Dataset entries.
···
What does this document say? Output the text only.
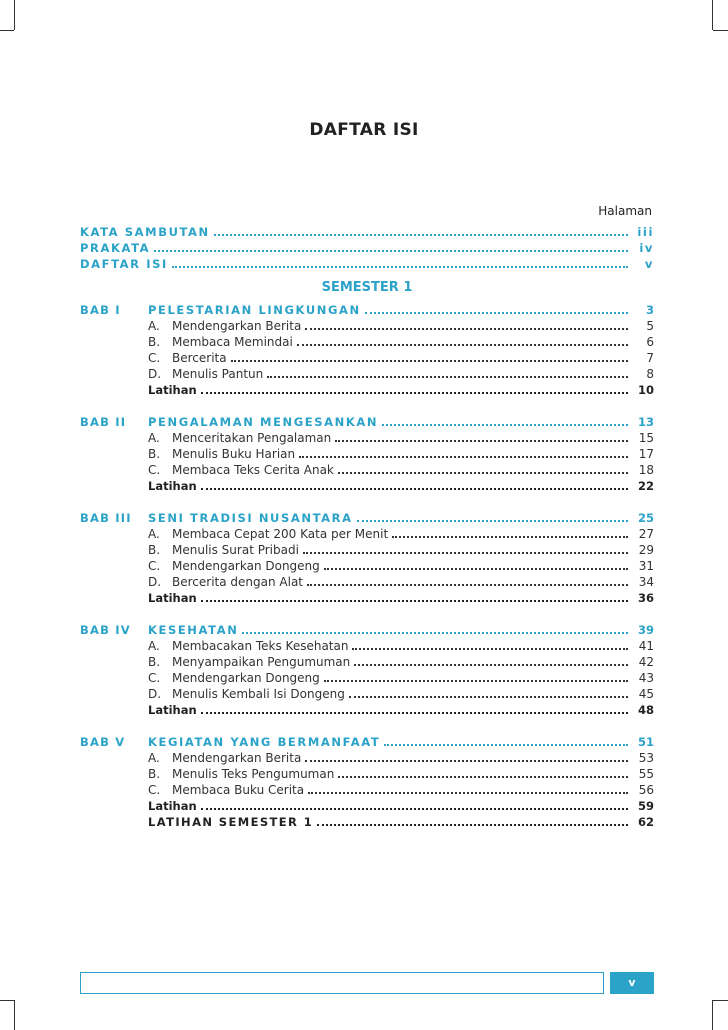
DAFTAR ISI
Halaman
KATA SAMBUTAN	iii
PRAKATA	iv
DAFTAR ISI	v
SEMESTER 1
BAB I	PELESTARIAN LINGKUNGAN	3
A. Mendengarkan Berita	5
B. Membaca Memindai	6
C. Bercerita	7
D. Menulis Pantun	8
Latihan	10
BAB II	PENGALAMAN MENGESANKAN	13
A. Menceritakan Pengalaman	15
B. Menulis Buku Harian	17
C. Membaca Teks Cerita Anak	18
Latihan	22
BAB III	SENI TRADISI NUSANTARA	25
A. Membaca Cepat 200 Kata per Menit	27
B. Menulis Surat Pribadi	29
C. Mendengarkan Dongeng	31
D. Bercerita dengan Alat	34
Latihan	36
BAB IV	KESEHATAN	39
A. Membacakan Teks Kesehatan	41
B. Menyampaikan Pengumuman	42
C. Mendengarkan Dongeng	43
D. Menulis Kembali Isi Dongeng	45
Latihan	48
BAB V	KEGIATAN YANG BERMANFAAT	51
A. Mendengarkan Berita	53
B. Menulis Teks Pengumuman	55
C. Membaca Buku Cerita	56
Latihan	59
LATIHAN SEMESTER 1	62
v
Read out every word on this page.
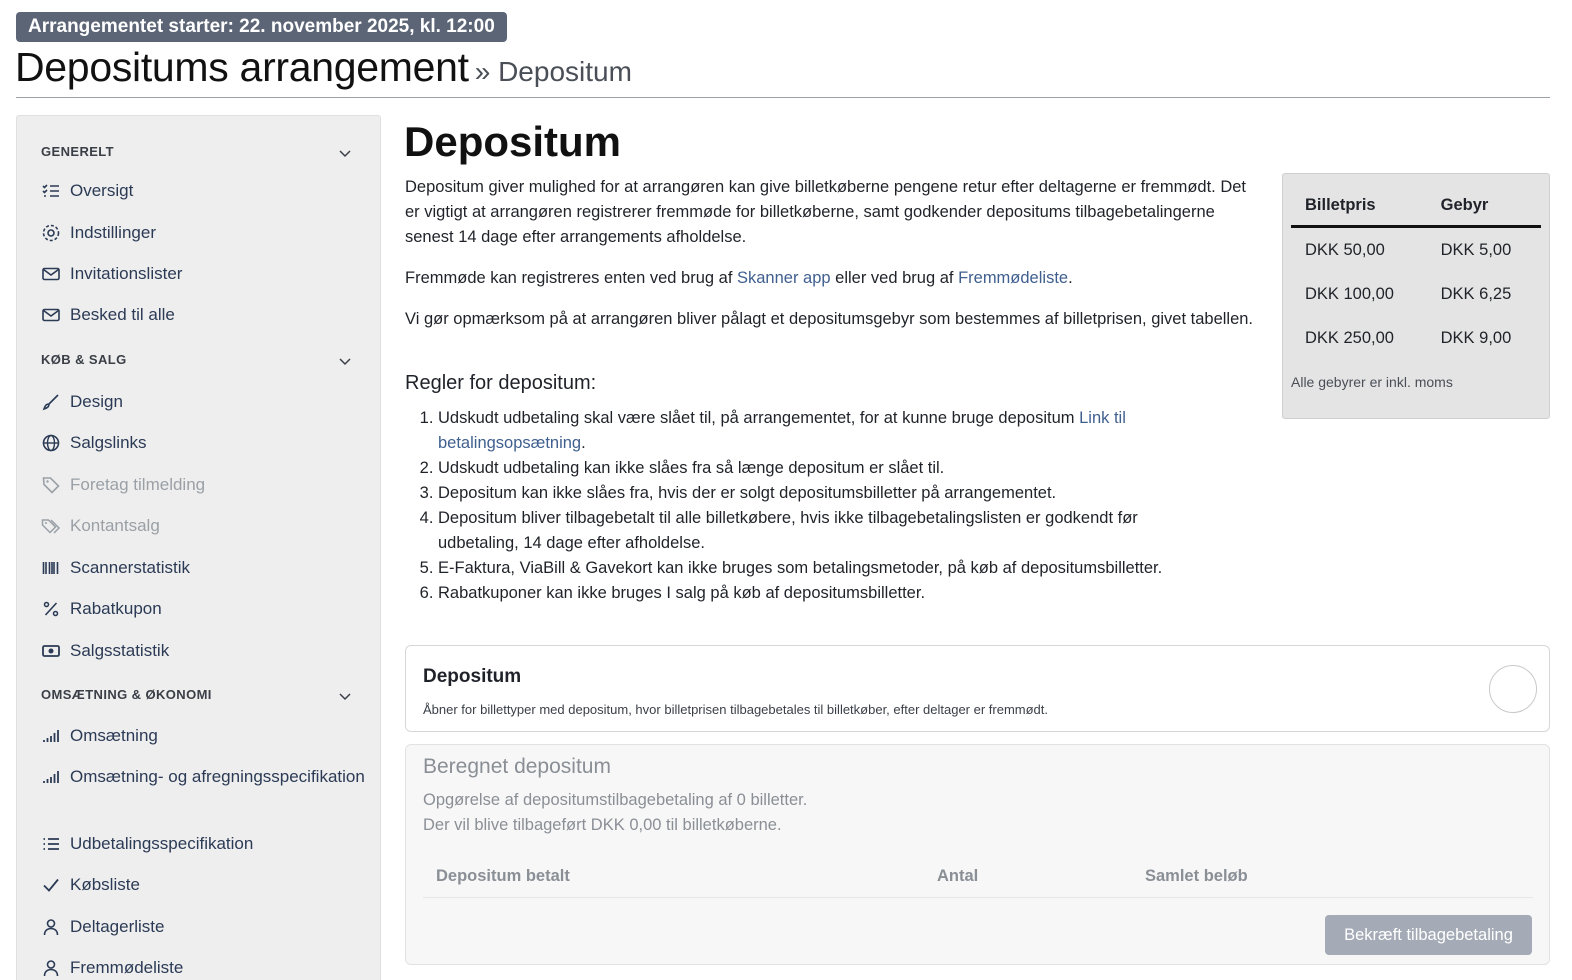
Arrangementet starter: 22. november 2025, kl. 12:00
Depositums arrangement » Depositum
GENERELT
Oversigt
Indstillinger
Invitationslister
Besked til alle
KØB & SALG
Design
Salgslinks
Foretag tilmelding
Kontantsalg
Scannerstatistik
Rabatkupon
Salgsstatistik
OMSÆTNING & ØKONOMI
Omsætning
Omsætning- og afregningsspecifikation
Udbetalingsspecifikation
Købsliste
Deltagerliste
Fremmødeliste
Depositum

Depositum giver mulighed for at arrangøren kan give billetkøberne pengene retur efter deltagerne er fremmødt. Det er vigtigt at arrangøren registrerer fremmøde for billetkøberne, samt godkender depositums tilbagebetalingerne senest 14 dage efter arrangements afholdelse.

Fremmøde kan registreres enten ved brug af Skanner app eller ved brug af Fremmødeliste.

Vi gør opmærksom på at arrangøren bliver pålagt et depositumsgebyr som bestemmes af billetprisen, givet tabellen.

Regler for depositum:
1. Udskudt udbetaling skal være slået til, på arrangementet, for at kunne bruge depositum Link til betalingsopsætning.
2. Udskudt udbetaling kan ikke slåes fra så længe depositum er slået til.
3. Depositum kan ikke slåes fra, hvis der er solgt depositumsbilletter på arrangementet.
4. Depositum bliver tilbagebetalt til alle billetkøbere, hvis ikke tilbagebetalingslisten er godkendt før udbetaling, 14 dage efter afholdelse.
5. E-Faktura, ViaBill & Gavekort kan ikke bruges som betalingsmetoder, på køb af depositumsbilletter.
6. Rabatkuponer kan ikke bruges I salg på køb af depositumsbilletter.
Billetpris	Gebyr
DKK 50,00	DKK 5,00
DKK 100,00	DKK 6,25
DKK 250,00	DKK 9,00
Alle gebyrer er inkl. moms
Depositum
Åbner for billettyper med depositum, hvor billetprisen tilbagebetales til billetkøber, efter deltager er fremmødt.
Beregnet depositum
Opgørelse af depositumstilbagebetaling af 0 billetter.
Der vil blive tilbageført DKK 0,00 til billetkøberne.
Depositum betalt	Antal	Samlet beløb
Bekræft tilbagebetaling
···
WHAT YOU ARE ASKED TO DO. Transcribe the whole listing exactly. Pictures stay out of your copy.

EXPECTED OUTPUT.
What does this document say? Output the text only.
DAFTAR ISI
Halaman
KATA SAMBUTAN	iii
PRAKATA	iv
DAFTAR ISI	v
SEMESTER 1
BAB I	PELESTARIAN LINGKUNGAN	3
A. Mendengarkan Berita	5
B. Membaca Memindai	6
C. Bercerita	7
D. Menulis Pantun	8
Latihan	10
BAB II	PENGALAMAN MENGESANKAN	13
A. Menceritakan Pengalaman	15
B. Menulis Buku Harian	17
C. Membaca Teks Cerita Anak	18
Latihan	22
BAB III	SENI TRADISI NUSANTARA	25
A. Membaca Cepat 200 Kata per Menit	27
B. Menulis Surat Pribadi	29
C. Mendengarkan Dongeng	31
D. Bercerita dengan Alat	34
Latihan	36
BAB IV	KESEHATAN	39
A. Membacakan Teks Kesehatan	41
B. Menyampaikan Pengumuman	42
C. Mendengarkan Dongeng	43
D. Menulis Kembali Isi Dongeng	45
Latihan	48
BAB V	KEGIATAN YANG BERMANFAAT	51
A. Mendengarkan Berita	53
B. Menulis Teks Pengumuman	55
C. Membaca Buku Cerita	56
Latihan	59
LATIHAN SEMESTER 1	62
v
Read out every word on this page.
Arrangementet starter: 22. november 2025, kl. 12:00
Depositums arrangement » Depositum
GENERELT
Oversigt
Indstillinger
Invitationslister
Besked til alle
KØB & SALG
Design
Salgslinks
Foretag tilmelding
Kontantsalg
Scannerstatistik
Rabatkupon
Salgsstatistik
OMSÆTNING & ØKONOMI
Omsætning
Omsætning- og afregningsspecifikation
Udbetalingsspecifikation
Købsliste
Deltagerliste
Fremmødeliste
Depositum

Depositum giver mulighed for at arrangøren kan give billetkøberne pengene retur efter deltagerne er fremmødt. Det er vigtigt at arrangøren registrerer fremmøde for billetkøberne, samt godkender depositums tilbagebetalingerne senest 14 dage efter arrangements afholdelse.

Fremmøde kan registreres enten ved brug af Skanner app eller ved brug af Fremmødeliste.

Vi gør opmærksom på at arrangøren bliver pålagt et depositumsgebyr som bestemmes af billetprisen, givet tabellen.

Regler for depositum:
1. Udskudt udbetaling skal være slået til, på arrangementet, for at kunne bruge depositum Link til betalingsopsætning.
2. Udskudt udbetaling kan ikke slåes fra så længe depositum er slået til.
3. Depositum kan ikke slåes fra, hvis der er solgt depositumsbilletter på arrangementet.
4. Depositum bliver tilbagebetalt til alle billetkøbere, hvis ikke tilbagebetalingslisten er godkendt før udbetaling, 14 dage efter afholdelse.
5. E-Faktura, ViaBill & Gavekort kan ikke bruges som betalingsmetoder, på køb af depositumsbilletter.
6. Rabatkuponer kan ikke bruges I salg på køb af depositumsbilletter.
Billetpris	Gebyr
DKK 50,00	DKK 5,00
DKK 100,00	DKK 6,25
DKK 250,00	DKK 9,00
Alle gebyrer er inkl. moms
Depositum
Åbner for billettyper med depositum, hvor billetprisen tilbagebetales til billetkøber, efter deltager er fremmødt.
Beregnet depositum
Opgørelse af depositumstilbagebetaling af 0 billetter.
Der vil blive tilbageført DKK 0,00 til billetkøberne.
Depositum betalt	Antal	Samlet beløb
Bekræft tilbagebetaling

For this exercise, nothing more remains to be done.